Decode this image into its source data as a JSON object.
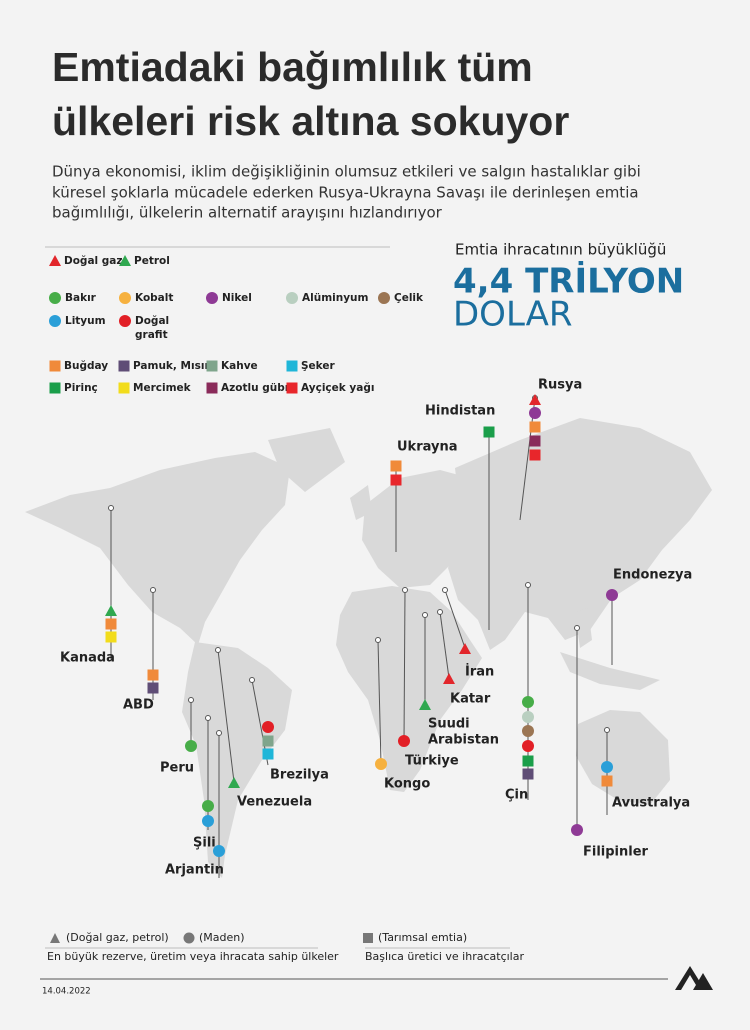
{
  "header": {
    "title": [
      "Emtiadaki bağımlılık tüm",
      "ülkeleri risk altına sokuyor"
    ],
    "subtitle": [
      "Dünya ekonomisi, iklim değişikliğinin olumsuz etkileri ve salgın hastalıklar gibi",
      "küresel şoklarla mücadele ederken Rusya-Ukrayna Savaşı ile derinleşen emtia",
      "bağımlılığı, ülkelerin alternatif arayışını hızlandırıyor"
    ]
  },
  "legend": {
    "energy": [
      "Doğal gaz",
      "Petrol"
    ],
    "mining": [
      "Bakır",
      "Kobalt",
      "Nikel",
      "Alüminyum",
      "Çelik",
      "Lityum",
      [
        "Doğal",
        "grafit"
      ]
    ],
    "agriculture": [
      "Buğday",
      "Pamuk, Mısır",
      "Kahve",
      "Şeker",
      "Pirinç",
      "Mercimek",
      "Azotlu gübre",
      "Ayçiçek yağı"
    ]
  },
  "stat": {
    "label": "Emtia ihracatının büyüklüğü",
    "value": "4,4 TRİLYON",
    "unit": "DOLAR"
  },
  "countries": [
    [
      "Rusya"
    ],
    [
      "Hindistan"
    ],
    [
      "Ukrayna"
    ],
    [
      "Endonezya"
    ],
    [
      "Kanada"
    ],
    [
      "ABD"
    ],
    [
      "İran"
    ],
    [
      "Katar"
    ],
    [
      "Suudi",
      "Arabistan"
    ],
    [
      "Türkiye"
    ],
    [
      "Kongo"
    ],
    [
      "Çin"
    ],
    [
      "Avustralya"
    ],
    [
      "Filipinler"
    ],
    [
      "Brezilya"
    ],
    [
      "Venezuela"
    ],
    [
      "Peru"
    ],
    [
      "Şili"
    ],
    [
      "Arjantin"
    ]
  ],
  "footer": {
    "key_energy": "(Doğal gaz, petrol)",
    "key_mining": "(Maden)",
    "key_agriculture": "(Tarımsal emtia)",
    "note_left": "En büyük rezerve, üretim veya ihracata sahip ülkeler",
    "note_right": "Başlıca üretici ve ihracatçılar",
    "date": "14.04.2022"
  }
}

########################################

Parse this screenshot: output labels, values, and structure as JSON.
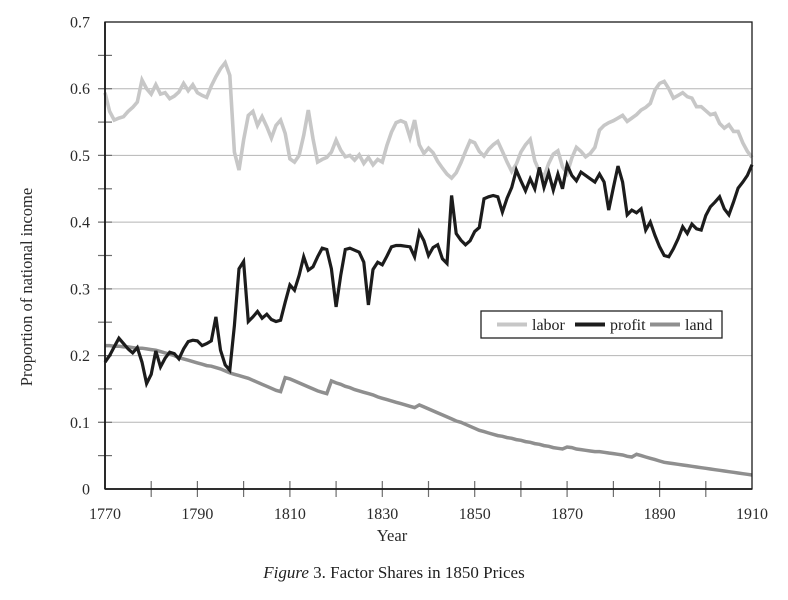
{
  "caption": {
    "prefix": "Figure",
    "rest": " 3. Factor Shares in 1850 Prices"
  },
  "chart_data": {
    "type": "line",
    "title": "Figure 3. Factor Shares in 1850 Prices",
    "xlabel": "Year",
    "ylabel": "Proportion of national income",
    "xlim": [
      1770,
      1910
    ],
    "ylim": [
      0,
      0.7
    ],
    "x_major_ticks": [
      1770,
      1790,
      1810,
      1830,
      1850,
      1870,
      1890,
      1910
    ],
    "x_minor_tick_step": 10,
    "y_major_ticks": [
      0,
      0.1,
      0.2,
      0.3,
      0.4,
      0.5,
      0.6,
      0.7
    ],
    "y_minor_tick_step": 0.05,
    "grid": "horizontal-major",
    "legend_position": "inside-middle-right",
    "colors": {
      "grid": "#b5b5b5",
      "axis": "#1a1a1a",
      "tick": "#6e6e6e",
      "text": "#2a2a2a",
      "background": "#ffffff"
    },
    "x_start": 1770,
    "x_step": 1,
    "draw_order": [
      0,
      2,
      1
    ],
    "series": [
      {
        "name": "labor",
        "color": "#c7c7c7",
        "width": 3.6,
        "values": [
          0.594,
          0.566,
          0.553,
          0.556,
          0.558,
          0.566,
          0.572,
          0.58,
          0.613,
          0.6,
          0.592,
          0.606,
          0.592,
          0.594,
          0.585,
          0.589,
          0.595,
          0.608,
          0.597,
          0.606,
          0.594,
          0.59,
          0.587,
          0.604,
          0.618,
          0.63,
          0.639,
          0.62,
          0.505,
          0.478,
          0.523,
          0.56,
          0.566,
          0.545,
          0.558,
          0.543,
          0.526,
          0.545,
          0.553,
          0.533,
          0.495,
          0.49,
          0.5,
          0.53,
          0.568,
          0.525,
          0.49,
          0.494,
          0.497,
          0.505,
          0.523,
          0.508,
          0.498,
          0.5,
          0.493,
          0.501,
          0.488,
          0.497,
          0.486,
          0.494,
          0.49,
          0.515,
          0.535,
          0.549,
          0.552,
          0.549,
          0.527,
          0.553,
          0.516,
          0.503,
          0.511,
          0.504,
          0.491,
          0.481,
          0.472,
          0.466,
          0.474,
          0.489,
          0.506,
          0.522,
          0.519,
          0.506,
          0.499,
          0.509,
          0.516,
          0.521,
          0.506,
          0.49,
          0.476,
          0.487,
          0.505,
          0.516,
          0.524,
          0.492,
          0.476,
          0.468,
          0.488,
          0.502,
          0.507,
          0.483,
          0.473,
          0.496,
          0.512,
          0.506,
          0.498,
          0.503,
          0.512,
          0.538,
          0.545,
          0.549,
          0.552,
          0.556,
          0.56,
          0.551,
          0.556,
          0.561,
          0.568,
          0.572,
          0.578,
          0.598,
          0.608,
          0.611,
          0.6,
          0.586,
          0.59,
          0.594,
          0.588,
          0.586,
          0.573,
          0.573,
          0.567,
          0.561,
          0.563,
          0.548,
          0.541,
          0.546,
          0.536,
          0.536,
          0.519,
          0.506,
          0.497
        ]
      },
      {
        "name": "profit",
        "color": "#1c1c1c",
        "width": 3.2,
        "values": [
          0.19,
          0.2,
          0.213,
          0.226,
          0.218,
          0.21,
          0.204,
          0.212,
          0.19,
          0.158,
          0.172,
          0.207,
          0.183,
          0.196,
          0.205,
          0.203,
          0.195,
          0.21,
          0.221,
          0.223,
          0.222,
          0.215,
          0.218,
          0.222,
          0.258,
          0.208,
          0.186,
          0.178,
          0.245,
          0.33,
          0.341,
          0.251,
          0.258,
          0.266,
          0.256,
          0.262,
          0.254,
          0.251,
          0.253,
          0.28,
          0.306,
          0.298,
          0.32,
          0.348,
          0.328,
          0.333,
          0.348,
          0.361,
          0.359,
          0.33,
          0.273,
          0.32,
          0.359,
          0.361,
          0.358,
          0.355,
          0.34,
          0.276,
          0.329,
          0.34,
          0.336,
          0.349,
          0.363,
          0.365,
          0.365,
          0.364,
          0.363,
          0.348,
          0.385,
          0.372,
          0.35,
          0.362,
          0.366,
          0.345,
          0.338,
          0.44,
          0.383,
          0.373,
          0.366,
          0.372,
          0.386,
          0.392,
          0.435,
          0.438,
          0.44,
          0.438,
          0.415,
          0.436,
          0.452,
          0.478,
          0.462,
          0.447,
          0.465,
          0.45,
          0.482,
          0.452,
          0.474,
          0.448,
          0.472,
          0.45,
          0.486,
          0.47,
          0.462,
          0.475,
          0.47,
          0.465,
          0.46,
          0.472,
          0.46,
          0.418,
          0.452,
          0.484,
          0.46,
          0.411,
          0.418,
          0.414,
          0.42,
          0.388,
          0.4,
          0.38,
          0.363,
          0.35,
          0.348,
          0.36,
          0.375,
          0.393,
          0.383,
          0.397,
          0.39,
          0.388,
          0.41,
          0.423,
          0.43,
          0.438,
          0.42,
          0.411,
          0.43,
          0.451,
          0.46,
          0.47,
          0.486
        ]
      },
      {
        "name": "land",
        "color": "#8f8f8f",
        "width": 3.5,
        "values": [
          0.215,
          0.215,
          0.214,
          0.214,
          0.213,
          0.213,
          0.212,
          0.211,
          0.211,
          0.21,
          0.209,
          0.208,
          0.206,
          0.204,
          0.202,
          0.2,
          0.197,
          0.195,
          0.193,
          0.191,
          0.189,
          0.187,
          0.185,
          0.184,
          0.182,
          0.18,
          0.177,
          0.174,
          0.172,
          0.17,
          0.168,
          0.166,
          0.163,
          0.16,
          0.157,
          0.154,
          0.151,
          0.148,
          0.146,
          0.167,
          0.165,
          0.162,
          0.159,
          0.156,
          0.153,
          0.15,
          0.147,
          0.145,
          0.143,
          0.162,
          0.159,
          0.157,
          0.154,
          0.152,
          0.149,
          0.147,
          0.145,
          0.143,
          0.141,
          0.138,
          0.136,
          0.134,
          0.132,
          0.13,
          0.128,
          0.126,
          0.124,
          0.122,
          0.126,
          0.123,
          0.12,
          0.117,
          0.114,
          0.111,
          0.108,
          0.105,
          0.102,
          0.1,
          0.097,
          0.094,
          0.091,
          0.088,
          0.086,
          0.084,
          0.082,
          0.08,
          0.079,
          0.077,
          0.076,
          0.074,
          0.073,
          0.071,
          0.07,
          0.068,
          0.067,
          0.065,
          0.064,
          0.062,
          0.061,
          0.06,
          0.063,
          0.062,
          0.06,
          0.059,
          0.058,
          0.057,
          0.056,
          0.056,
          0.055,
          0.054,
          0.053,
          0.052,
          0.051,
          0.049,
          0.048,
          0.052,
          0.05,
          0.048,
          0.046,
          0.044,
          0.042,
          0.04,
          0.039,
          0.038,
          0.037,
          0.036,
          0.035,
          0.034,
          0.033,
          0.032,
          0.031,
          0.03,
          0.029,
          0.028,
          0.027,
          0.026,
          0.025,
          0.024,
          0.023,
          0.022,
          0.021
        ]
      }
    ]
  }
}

########################################

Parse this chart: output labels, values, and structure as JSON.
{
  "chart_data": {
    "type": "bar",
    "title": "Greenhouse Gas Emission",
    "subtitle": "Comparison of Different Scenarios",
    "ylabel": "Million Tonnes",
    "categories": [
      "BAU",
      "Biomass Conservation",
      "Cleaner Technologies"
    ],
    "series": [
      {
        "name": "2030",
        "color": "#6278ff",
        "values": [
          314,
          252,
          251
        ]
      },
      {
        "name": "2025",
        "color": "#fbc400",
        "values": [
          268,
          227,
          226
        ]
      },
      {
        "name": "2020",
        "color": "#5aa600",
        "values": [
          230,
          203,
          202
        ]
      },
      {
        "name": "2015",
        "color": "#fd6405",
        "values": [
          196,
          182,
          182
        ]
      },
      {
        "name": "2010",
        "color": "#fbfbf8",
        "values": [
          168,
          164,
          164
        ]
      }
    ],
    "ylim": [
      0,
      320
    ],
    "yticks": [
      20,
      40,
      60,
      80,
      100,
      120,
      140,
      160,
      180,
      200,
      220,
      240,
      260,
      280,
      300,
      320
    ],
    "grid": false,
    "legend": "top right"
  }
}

########################################

• TASK PROMPT
The lines to collect are those holding the string "Figure"; copy them all.

• EXERCISE OUTPUT
    "prefix": "Figure",
    "title": "Figure 3. Factor Shares in 1850 Prices",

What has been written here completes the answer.